-- Start of Records provided --
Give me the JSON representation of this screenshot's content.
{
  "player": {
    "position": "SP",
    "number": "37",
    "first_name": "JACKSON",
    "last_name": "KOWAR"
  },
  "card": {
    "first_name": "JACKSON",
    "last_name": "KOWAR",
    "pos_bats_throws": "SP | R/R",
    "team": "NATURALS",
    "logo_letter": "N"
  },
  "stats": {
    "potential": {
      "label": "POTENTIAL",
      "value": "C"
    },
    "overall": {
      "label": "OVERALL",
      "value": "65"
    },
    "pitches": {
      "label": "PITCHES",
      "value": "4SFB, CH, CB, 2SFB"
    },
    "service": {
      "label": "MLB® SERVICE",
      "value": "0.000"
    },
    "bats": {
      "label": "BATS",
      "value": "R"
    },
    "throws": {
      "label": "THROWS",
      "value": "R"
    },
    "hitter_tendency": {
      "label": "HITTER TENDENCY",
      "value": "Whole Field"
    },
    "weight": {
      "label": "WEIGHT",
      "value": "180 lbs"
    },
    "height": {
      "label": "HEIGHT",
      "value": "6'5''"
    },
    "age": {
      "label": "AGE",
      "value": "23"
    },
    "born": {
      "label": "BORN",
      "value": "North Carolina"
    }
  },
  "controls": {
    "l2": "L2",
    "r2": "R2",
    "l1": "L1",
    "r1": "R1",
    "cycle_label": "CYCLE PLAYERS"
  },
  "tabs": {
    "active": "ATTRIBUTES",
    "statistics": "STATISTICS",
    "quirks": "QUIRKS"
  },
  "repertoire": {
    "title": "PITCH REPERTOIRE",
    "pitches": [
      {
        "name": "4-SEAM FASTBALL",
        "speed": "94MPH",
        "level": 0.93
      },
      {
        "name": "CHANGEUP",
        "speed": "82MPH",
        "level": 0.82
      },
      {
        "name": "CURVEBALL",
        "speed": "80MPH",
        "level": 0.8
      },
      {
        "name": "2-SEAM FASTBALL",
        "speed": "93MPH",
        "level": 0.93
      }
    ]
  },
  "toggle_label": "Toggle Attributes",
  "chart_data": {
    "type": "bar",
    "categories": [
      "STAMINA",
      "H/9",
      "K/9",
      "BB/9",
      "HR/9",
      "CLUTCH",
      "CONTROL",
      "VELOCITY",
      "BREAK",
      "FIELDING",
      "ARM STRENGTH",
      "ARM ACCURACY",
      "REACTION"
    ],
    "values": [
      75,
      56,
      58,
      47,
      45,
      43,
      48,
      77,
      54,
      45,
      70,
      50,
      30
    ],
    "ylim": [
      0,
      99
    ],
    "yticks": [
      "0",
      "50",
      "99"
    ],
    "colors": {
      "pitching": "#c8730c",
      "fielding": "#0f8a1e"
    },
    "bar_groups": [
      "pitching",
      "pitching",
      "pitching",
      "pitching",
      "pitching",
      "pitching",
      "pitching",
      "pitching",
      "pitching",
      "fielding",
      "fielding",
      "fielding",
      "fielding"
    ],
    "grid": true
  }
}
-- End of Records provided --
### [What the task requires]
Check each line of the data above for the word "speed" and say how many lines have it. Give the number alone.

### [Output below]
4